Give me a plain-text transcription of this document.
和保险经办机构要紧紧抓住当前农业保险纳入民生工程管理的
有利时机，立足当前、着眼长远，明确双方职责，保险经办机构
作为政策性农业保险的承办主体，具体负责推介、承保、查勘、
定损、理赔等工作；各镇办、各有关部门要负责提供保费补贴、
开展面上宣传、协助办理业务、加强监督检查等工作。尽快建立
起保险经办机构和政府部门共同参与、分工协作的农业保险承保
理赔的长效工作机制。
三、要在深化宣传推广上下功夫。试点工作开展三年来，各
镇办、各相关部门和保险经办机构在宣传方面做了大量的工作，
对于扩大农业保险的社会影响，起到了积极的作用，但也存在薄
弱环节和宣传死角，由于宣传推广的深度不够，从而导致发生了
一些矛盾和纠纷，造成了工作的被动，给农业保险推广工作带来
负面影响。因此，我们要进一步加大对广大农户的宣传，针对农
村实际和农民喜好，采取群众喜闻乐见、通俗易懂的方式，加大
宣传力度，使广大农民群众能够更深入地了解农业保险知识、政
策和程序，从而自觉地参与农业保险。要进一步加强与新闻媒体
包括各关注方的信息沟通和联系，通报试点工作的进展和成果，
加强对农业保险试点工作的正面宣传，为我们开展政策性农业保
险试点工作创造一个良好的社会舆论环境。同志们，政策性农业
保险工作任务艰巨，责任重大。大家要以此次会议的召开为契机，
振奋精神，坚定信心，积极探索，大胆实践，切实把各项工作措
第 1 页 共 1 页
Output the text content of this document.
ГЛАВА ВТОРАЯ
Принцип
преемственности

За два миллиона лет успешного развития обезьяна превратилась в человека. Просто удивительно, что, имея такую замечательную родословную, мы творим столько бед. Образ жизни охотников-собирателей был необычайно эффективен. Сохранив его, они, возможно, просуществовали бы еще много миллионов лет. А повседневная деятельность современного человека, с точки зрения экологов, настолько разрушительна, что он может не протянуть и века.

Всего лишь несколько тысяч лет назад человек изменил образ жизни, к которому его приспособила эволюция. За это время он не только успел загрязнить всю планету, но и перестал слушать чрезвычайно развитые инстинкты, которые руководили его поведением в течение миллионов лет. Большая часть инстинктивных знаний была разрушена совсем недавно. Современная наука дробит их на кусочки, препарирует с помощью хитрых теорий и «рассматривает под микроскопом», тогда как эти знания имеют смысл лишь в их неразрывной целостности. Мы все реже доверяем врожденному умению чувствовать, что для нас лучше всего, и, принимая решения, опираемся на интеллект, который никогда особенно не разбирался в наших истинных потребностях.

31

▶ [EXERCISE TASK]:
Copy every line of the listing that contains the word "document".

▶ [WRITTEN REPLY]:
Give me a plain-text transcription of this document.
Output the text content of this document.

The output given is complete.